**What the exercise asks**
Each line containing the word "文山华博贸易有限责任公司" must be reported.

Stored data entries
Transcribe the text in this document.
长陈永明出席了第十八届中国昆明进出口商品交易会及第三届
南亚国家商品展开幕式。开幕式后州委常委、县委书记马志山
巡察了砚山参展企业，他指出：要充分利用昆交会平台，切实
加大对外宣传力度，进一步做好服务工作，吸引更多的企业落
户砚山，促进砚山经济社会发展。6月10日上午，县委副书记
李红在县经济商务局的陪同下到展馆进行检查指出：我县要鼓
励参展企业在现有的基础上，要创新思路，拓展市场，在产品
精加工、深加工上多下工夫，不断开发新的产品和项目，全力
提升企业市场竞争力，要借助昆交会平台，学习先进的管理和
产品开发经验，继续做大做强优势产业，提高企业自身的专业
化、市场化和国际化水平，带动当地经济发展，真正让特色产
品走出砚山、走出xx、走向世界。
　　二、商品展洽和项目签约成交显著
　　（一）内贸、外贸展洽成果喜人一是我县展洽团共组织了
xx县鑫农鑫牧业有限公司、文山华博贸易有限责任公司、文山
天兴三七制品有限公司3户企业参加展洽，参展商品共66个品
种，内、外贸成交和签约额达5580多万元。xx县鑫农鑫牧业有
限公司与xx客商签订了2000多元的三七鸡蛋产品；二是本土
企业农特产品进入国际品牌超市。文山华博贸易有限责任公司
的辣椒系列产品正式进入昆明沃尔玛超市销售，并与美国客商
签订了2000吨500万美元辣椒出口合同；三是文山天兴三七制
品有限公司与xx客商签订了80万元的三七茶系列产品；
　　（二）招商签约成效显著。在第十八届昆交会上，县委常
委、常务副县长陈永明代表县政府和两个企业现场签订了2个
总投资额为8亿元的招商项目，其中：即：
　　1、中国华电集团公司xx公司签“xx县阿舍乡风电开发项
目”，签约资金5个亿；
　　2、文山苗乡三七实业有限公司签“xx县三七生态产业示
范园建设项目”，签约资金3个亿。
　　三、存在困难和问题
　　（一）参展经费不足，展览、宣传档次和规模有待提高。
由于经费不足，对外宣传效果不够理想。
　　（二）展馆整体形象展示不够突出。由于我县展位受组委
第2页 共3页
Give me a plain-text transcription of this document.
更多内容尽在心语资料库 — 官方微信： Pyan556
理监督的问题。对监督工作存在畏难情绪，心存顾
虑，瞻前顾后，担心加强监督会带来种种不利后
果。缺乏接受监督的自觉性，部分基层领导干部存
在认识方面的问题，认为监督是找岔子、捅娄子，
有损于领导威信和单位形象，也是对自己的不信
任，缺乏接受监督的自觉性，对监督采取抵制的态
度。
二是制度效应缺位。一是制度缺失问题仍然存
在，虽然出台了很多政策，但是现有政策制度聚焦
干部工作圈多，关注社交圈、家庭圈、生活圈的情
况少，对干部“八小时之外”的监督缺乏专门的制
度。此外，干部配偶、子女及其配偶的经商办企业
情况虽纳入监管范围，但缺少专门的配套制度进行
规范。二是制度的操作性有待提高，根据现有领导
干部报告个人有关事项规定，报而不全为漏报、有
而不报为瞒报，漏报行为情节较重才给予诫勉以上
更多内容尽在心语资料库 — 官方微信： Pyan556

**Response for this exercise**
xx县鑫农鑫牧业有限公司、文山华博贸易有限责任公司、文山
企业农特产品进入国际品牌超市。文山华博贸易有限责任公司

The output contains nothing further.